**WORK TO BE COMPLETED:** Will you transcribe all the entries word for word, skipping the pictures they hold?

+===+

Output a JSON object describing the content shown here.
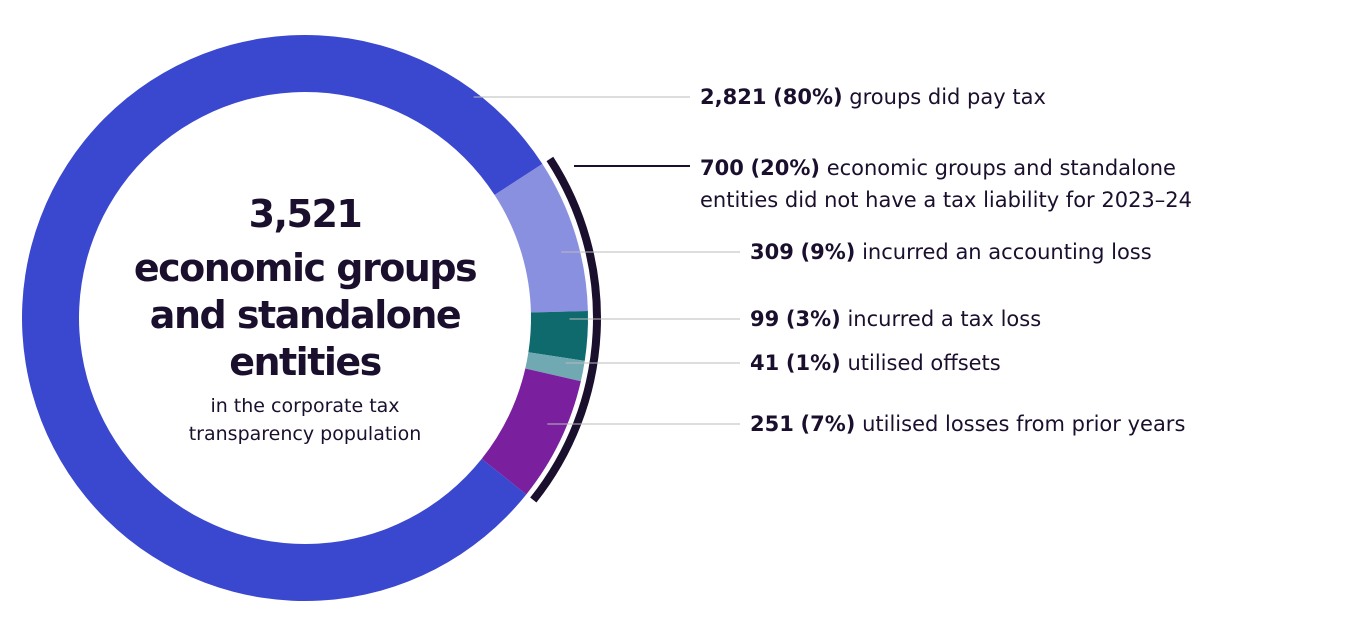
{
  "chart_data": {
    "type": "donut",
    "center": {
      "value": 3521,
      "value_label": "3,521",
      "title_lines": [
        "economic groups",
        "and standalone",
        "entities"
      ],
      "subtitle_lines": [
        "in the corporate tax",
        "transparency population"
      ]
    },
    "categories": [
      "groups did pay tax",
      "incurred an accounting loss",
      "incurred a tax loss",
      "utilised offsets",
      "utilised losses from prior years"
    ],
    "values": [
      2821,
      309,
      99,
      41,
      251
    ],
    "value_labels": [
      "2,821",
      "309",
      "99",
      "41",
      "251"
    ],
    "percents": [
      80,
      9,
      3,
      1,
      7
    ],
    "percent_labels": [
      "(80%)",
      "(9%)",
      "(3%)",
      "(1%)",
      "(7%)"
    ],
    "colors": [
      "#3a47cf",
      "#8a90e0",
      "#0f6a6e",
      "#70a9b2",
      "#7a209e"
    ],
    "group": {
      "value": 700,
      "value_label": "700",
      "percent": 20,
      "percent_label": "(20%)",
      "label_lines": [
        "economic groups and standalone",
        "entities did not have a tax liability for 2023–24"
      ],
      "color": "#1b0f2e"
    }
  }
}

+===+

**ANSWER FOR THE TASK:**
Output a JSON object describing the content shown here.
{
  "chart_data": {
    "type": "donut",
    "center": {
      "value": 3521,
      "value_label": "3,521",
      "title_lines": [
        "economic groups",
        "and standalone",
        "entities"
      ],
      "subtitle_lines": [
        "in the corporate tax",
        "transparency population"
      ]
    },
    "categories": [
      "groups did pay tax",
      "incurred an accounting loss",
      "incurred a tax loss",
      "utilised offsets",
      "utilised losses from prior years"
    ],
    "values": [
      2821,
      309,
      99,
      41,
      251
    ],
    "value_labels": [
      "2,821",
      "309",
      "99",
      "41",
      "251"
    ],
    "percents": [
      80,
      9,
      3,
      1,
      7
    ],
    "percent_labels": [
      "(80%)",
      "(9%)",
      "(3%)",
      "(1%)",
      "(7%)"
    ],
    "colors": [
      "#3a47cf",
      "#8a90e0",
      "#0f6a6e",
      "#70a9b2",
      "#7a209e"
    ],
    "group": {
      "value": 700,
      "value_label": "700",
      "percent": 20,
      "percent_label": "(20%)",
      "label_lines": [
        "economic groups and standalone",
        "entities did not have a tax liability for 2023–24"
      ],
      "color": "#1b0f2e"
    }
  }
}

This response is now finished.